Collected data entries:

***

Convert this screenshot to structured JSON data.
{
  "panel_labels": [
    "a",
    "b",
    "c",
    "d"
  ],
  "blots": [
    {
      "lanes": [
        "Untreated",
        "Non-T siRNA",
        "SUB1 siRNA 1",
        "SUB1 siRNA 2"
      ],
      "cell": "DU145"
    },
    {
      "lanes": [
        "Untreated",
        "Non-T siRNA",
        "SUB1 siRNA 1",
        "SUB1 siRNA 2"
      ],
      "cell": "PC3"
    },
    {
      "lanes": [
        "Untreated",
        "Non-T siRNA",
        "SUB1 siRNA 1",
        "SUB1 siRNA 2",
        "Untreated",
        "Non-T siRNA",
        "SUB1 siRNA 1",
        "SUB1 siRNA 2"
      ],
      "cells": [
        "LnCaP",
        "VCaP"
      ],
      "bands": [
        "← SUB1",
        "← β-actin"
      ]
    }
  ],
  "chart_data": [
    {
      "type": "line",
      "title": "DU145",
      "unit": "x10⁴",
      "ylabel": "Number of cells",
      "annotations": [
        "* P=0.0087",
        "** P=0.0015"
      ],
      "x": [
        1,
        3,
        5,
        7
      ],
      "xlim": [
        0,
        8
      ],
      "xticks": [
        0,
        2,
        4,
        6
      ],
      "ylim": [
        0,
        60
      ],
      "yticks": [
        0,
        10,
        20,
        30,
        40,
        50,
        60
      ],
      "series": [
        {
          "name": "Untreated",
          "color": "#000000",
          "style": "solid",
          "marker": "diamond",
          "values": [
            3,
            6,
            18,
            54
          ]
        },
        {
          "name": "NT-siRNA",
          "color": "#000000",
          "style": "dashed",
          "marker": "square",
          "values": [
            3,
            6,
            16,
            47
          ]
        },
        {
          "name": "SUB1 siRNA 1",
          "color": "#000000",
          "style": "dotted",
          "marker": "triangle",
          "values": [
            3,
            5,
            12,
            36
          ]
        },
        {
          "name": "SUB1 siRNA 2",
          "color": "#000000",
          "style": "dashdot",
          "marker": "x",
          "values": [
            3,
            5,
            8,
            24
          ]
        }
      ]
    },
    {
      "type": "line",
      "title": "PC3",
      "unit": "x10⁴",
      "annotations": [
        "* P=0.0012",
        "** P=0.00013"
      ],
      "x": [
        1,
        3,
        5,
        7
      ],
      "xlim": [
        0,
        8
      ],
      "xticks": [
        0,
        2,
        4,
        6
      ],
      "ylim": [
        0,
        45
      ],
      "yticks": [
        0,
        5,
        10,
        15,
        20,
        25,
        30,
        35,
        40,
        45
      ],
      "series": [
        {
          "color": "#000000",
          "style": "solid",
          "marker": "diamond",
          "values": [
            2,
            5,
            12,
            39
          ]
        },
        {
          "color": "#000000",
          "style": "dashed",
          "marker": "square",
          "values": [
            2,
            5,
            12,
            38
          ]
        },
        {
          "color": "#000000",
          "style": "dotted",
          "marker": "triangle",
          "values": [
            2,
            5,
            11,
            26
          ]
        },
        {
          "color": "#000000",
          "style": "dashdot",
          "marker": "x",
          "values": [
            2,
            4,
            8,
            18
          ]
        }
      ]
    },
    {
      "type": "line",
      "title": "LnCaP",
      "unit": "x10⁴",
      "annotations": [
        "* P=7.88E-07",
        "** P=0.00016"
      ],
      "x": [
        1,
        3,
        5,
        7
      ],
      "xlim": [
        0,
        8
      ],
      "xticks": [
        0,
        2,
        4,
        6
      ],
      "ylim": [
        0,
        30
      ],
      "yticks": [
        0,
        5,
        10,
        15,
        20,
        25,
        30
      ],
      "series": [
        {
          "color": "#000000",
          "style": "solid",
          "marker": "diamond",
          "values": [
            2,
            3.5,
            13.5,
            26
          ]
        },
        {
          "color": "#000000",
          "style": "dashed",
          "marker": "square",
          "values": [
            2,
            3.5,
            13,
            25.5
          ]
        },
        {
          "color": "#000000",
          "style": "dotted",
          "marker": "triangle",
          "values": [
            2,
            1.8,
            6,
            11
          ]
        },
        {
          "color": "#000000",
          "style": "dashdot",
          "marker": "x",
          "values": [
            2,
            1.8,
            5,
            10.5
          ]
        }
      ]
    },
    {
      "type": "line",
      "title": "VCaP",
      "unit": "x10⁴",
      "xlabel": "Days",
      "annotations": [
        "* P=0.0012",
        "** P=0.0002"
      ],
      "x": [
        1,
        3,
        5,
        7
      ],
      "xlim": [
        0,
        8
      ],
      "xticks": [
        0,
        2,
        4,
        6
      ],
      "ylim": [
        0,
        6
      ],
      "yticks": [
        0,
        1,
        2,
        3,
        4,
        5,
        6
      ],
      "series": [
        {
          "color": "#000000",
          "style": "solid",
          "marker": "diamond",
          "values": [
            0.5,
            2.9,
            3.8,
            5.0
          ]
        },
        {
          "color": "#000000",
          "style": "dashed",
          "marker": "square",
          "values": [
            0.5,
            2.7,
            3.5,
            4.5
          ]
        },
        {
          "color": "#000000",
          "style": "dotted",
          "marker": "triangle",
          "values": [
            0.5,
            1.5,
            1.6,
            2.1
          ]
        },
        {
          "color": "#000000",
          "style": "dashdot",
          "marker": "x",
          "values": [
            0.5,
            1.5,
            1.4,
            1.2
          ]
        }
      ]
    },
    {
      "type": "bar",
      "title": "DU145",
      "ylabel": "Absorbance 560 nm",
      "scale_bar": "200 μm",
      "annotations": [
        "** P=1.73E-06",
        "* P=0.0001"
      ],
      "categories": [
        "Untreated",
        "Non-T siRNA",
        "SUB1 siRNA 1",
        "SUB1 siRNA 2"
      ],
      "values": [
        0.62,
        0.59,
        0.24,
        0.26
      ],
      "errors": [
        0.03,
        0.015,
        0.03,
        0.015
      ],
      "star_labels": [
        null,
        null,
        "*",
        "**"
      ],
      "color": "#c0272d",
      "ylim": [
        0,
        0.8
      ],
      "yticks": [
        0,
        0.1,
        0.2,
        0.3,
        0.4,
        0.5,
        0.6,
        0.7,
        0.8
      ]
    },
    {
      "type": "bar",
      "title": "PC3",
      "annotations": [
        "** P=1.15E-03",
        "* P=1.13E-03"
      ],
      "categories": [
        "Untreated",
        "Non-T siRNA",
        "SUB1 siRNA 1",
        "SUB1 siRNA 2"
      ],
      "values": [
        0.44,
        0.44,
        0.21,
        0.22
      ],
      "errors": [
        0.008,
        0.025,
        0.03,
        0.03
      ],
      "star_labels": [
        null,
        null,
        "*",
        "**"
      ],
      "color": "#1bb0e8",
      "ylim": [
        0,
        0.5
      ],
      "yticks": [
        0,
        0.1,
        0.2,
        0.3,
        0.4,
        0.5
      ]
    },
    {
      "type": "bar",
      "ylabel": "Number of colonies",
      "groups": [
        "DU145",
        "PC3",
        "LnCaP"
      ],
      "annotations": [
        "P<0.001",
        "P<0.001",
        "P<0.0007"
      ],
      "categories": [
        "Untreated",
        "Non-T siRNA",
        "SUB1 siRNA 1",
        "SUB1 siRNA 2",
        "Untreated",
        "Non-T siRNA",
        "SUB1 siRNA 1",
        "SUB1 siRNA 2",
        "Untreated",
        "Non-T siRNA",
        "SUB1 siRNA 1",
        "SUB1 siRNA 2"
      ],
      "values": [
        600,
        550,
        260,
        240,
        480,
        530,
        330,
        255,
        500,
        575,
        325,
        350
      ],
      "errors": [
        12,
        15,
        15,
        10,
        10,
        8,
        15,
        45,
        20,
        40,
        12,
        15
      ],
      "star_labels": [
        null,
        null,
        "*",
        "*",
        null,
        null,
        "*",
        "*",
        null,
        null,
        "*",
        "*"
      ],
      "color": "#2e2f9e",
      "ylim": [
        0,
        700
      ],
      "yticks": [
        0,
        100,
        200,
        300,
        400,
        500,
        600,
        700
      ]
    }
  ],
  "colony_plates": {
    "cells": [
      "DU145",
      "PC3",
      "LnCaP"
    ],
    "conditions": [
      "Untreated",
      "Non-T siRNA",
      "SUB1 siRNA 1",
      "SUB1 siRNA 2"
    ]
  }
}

***

> [Exercise requirements]
Every line of the entries above that includes "Number" should be copied.

> [Output below]
      "ylabel": "Number of cells",
      "ylabel": "Number of colonies",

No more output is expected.